Task description: A verbatim copy of the records is required, with all pictures left out.

Records for this task:
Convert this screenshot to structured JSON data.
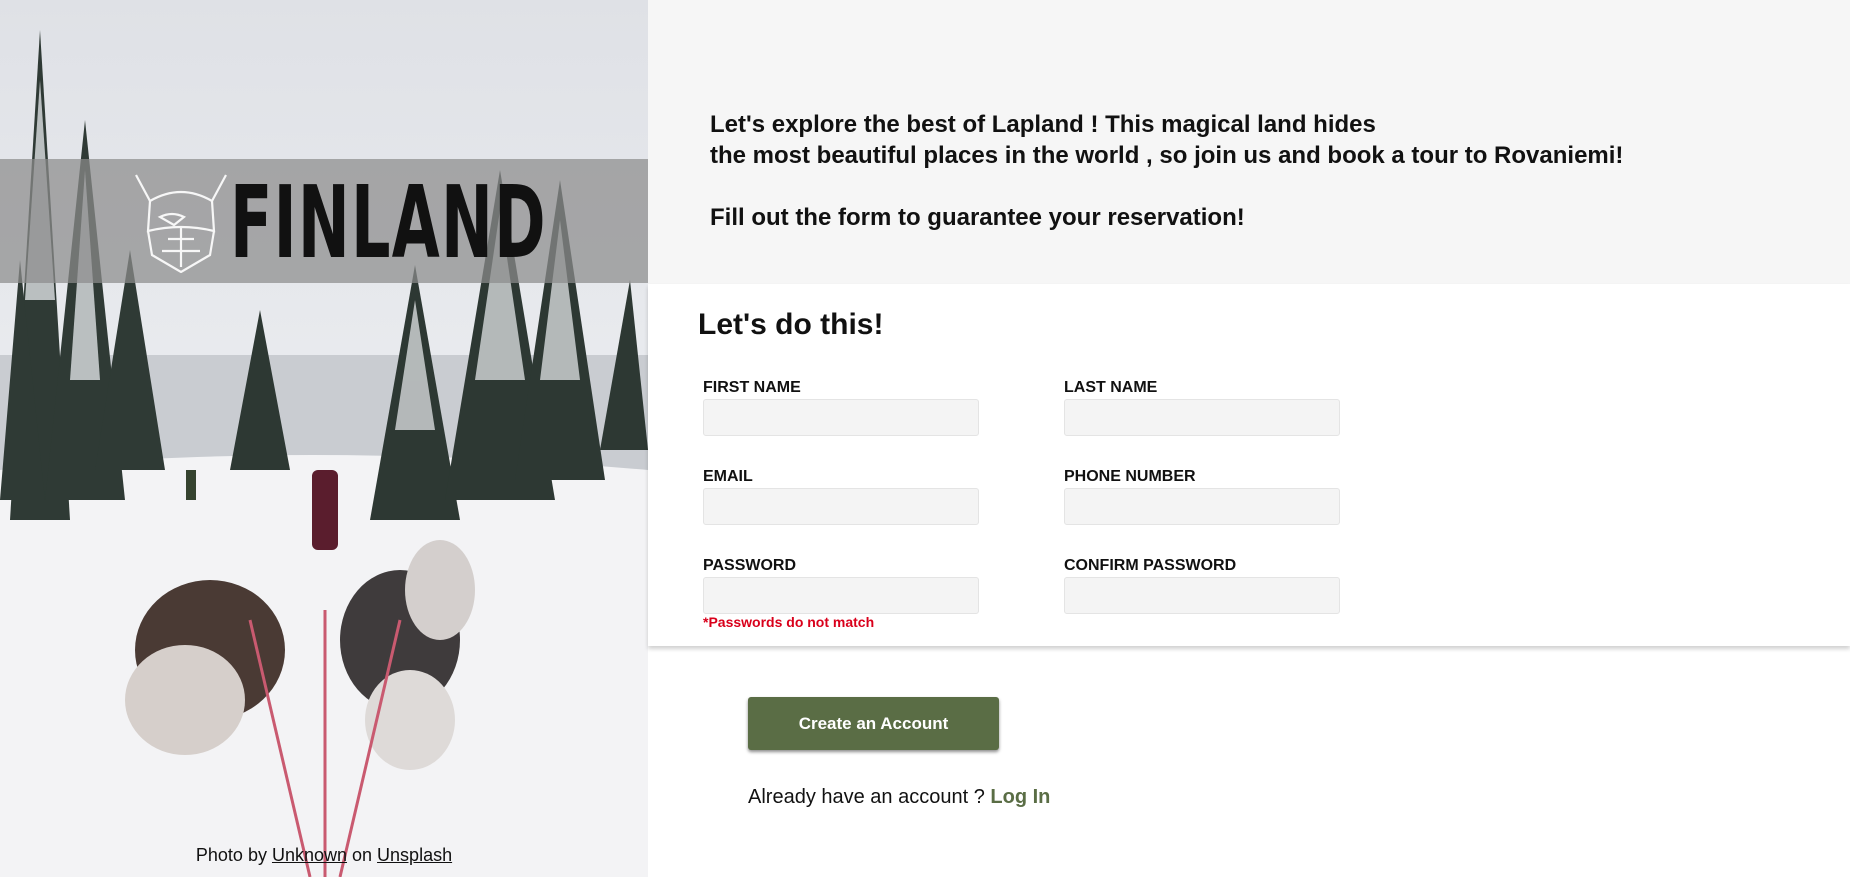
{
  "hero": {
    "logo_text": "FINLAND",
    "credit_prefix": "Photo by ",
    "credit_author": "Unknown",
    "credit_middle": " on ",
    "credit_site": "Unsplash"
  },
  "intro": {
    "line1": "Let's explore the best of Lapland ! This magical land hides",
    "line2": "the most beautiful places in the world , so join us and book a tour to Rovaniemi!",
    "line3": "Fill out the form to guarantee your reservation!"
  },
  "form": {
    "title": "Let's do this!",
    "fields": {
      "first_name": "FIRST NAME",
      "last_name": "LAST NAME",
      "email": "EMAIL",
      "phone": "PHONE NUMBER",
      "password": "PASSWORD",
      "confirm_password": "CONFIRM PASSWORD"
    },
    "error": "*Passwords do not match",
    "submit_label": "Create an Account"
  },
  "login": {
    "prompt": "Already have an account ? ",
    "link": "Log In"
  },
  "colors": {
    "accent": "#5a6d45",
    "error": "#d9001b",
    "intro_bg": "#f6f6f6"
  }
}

Response for this exercise:
Convert this screenshot to structured JSON data.
{
  "hero": {
    "logo_text": "FINLAND",
    "credit_prefix": "Photo by ",
    "credit_author": "Unknown",
    "credit_middle": " on ",
    "credit_site": "Unsplash"
  },
  "intro": {
    "line1": "Let's explore the best of Lapland ! This magical land hides",
    "line2": "the most beautiful places in the world , so join us and book a tour to Rovaniemi!",
    "line3": "Fill out the form to guarantee your reservation!"
  },
  "form": {
    "title": "Let's do this!",
    "fields": {
      "first_name": "FIRST NAME",
      "last_name": "LAST NAME",
      "email": "EMAIL",
      "phone": "PHONE NUMBER",
      "password": "PASSWORD",
      "confirm_password": "CONFIRM PASSWORD"
    },
    "error": "*Passwords do not match",
    "submit_label": "Create an Account"
  },
  "login": {
    "prompt": "Already have an account ? ",
    "link": "Log In"
  },
  "colors": {
    "accent": "#5a6d45",
    "error": "#d9001b",
    "intro_bg": "#f6f6f6"
  }
}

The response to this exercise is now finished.